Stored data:
+ + + + + + +

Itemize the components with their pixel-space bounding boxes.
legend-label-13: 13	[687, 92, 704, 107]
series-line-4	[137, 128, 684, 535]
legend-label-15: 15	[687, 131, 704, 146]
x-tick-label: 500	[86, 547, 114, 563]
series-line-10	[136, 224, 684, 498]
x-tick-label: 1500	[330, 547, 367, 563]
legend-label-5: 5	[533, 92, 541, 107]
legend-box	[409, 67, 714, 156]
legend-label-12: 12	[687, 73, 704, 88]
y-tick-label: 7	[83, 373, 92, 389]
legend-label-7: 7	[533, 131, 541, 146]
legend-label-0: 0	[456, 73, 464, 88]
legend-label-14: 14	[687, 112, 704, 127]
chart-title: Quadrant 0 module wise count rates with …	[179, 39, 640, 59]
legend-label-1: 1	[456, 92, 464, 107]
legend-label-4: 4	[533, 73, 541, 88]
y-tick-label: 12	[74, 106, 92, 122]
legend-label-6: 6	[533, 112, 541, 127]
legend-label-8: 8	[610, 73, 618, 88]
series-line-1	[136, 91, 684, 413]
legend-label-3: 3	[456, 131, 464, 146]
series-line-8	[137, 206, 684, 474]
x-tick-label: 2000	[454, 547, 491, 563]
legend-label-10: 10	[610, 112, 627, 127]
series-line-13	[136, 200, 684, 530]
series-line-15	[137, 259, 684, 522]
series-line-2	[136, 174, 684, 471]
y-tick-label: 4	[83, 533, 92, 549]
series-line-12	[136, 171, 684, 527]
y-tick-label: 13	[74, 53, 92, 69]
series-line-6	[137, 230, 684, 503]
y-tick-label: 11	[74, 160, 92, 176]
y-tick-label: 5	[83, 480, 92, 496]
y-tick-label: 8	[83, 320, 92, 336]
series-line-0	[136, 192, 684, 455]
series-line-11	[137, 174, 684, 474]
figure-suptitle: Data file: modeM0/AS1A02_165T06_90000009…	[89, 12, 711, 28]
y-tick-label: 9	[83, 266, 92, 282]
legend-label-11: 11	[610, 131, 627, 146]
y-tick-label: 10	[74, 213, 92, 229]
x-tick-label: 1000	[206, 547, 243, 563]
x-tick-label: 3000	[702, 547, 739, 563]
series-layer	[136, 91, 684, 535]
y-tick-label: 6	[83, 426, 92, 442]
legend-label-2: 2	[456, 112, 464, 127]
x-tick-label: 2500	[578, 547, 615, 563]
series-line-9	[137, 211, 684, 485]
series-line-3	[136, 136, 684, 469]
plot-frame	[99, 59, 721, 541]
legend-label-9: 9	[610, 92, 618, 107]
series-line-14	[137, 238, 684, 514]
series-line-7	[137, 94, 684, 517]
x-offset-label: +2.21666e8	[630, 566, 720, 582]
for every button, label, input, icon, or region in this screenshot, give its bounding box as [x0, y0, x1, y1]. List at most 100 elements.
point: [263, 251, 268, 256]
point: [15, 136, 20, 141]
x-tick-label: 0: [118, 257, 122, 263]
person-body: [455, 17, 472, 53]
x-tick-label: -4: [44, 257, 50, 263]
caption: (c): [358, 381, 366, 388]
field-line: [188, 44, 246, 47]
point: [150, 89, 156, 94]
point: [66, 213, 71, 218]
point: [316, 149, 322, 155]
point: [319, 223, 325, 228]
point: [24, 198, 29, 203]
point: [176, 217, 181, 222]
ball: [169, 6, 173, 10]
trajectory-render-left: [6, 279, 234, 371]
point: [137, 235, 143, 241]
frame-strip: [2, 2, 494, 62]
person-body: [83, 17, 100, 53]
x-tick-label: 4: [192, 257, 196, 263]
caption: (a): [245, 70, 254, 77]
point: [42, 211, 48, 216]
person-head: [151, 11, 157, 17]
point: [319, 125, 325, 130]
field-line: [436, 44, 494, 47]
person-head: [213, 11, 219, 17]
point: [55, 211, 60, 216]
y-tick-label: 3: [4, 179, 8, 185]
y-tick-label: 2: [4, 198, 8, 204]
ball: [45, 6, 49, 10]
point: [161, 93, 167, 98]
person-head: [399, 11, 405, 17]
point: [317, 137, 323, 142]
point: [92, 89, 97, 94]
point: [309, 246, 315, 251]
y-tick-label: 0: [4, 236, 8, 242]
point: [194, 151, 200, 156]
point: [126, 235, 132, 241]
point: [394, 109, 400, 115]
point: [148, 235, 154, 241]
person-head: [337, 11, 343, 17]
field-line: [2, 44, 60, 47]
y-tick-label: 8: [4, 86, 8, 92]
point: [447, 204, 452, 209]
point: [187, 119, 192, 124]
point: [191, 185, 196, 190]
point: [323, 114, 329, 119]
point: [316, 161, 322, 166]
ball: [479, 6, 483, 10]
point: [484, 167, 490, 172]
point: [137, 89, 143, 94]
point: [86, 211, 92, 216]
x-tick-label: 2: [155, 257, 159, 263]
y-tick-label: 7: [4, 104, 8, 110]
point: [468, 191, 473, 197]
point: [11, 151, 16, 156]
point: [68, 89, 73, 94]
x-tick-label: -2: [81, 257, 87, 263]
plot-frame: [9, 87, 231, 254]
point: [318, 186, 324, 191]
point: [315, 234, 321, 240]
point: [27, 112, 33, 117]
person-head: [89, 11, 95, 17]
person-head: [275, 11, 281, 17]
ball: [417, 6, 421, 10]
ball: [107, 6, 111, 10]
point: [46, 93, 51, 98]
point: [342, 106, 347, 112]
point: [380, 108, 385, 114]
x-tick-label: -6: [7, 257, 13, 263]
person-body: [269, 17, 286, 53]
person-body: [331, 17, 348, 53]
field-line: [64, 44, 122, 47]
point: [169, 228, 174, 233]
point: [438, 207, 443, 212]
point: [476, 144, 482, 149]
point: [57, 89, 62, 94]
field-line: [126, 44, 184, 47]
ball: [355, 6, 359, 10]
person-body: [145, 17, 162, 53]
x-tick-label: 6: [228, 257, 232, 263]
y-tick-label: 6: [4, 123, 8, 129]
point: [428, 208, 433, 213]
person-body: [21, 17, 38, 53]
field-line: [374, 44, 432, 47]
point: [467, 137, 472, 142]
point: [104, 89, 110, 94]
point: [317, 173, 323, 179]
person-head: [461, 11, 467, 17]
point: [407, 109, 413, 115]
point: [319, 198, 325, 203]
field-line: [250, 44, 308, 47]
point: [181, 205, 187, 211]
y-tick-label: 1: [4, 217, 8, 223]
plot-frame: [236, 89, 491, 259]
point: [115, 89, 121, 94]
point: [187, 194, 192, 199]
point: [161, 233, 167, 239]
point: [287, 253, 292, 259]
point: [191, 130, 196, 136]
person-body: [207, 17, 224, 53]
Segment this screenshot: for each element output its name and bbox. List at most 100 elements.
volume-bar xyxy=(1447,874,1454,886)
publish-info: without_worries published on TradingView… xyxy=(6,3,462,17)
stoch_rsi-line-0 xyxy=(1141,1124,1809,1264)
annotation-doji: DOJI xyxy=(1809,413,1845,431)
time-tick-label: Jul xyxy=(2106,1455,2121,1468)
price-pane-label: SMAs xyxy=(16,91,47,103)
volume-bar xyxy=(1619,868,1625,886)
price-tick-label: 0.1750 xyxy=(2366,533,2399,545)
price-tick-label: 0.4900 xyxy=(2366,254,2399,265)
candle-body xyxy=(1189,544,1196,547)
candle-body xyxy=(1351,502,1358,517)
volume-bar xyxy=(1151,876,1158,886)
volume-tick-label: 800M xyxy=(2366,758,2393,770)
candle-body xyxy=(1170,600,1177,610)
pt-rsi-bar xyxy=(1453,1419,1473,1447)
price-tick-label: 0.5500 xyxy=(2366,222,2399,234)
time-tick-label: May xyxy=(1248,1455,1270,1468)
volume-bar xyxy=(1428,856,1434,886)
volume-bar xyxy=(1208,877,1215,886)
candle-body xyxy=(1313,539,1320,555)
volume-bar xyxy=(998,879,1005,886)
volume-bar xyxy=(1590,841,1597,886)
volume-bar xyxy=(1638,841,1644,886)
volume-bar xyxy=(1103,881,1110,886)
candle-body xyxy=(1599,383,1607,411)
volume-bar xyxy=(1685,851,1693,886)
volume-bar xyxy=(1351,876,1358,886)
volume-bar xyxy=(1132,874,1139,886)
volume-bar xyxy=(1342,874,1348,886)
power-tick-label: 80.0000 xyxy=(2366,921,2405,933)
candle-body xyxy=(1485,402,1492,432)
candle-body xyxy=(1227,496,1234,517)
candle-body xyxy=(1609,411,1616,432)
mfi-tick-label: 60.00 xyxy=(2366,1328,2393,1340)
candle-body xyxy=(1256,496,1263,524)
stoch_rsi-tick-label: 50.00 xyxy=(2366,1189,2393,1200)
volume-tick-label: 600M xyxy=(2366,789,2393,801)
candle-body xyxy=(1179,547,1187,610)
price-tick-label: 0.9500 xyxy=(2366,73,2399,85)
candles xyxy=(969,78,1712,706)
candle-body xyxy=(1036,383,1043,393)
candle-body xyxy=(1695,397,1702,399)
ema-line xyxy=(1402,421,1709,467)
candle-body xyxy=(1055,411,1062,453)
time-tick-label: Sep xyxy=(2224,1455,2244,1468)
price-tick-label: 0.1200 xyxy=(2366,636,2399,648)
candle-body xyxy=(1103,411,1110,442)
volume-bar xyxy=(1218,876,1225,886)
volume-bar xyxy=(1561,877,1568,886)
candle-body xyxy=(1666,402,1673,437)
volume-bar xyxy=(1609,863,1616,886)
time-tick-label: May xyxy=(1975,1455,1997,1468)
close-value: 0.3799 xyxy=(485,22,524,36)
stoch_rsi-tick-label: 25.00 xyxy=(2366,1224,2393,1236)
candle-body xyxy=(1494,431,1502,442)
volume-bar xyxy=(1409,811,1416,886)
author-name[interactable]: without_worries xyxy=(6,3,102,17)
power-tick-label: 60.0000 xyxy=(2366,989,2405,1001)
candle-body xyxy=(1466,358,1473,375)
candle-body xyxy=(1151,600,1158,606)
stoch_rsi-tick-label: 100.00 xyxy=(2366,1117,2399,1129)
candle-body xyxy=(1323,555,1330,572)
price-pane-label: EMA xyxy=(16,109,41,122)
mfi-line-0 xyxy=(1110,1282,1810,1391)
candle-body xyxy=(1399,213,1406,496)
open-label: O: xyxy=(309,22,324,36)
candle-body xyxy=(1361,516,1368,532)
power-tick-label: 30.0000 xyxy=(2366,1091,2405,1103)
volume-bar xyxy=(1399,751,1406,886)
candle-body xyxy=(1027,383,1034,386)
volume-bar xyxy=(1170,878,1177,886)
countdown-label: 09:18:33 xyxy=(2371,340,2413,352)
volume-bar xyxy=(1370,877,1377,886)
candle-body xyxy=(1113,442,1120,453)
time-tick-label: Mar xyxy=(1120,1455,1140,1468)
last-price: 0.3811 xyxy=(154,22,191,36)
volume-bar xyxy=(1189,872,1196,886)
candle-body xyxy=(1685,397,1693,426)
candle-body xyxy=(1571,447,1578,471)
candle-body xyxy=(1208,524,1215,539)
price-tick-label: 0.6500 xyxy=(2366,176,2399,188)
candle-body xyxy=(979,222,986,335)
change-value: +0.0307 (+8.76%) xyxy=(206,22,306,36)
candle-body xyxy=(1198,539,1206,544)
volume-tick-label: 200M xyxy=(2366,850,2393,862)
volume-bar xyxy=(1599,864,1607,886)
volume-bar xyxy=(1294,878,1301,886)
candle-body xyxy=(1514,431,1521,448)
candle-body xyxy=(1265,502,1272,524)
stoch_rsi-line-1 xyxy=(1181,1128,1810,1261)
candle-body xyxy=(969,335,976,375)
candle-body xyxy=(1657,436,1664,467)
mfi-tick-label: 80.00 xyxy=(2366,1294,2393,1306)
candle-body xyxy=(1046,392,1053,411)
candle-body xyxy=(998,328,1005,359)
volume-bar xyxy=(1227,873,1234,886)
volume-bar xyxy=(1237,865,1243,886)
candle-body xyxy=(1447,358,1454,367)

+ + + + + + +

Copy the listing word for word, starting at its first line and ending at the line that contains "for every button, label, input, icon, or", with both of those lines included.

Exercise solution
Itemize the components with their pixel-space bounding boxes.
legend-label-13: 13	[687, 92, 704, 107]
series-line-4	[137, 128, 684, 535]
legend-label-15: 15	[687, 131, 704, 146]
x-tick-label: 500	[86, 547, 114, 563]
series-line-10	[136, 224, 684, 498]
x-tick-label: 1500	[330, 547, 367, 563]
legend-label-5: 5	[533, 92, 541, 107]
legend-box	[409, 67, 714, 156]
legend-label-12: 12	[687, 73, 704, 88]
y-tick-label: 7	[83, 373, 92, 389]
legend-label-7: 7	[533, 131, 541, 146]
legend-label-0: 0	[456, 73, 464, 88]
legend-label-14: 14	[687, 112, 704, 127]
chart-title: Quadrant 0 module wise count rates with …	[179, 39, 640, 59]
legend-label-1: 1	[456, 92, 464, 107]
legend-label-4: 4	[533, 73, 541, 88]
y-tick-label: 12	[74, 106, 92, 122]
legend-label-6: 6	[533, 112, 541, 127]
legend-label-8: 8	[610, 73, 618, 88]
series-line-1	[136, 91, 684, 413]
legend-label-3: 3	[456, 131, 464, 146]
series-line-8	[137, 206, 684, 474]
x-tick-label: 2000	[454, 547, 491, 563]
legend-label-10: 10	[610, 112, 627, 127]
series-line-13	[136, 200, 684, 530]
series-line-15	[137, 259, 684, 522]
series-line-2	[136, 174, 684, 471]
y-tick-label: 4	[83, 533, 92, 549]
series-line-12	[136, 171, 684, 527]
y-tick-label: 13	[74, 53, 92, 69]
series-line-6	[137, 230, 684, 503]
y-tick-label: 11	[74, 160, 92, 176]
y-tick-label: 5	[83, 480, 92, 496]
y-tick-label: 8	[83, 320, 92, 336]
series-line-0	[136, 192, 684, 455]
series-line-11	[137, 174, 684, 474]
figure-suptitle: Data file: modeM0/AS1A02_165T06_90000009…	[89, 12, 711, 28]
y-tick-label: 9	[83, 266, 92, 282]
legend-label-11: 11	[610, 131, 627, 146]
y-tick-label: 10	[74, 213, 92, 229]
x-tick-label: 1000	[206, 547, 243, 563]
x-tick-label: 3000	[702, 547, 739, 563]
series-layer	[136, 91, 684, 535]
y-tick-label: 6	[83, 426, 92, 442]
legend-label-2: 2	[456, 112, 464, 127]
x-tick-label: 2500	[578, 547, 615, 563]
series-line-9	[137, 211, 684, 485]
series-line-3	[136, 136, 684, 469]
plot-frame	[99, 59, 721, 541]
legend-label-9: 9	[610, 92, 618, 107]
series-line-14	[137, 238, 684, 514]
series-line-7	[137, 94, 684, 517]
x-offset-label: +2.21666e8	[630, 566, 720, 582]
for every button, label, input, icon, or region in this screenshot, give its bounding box as [x0, y0, x1, y1]. List at most 100 elements.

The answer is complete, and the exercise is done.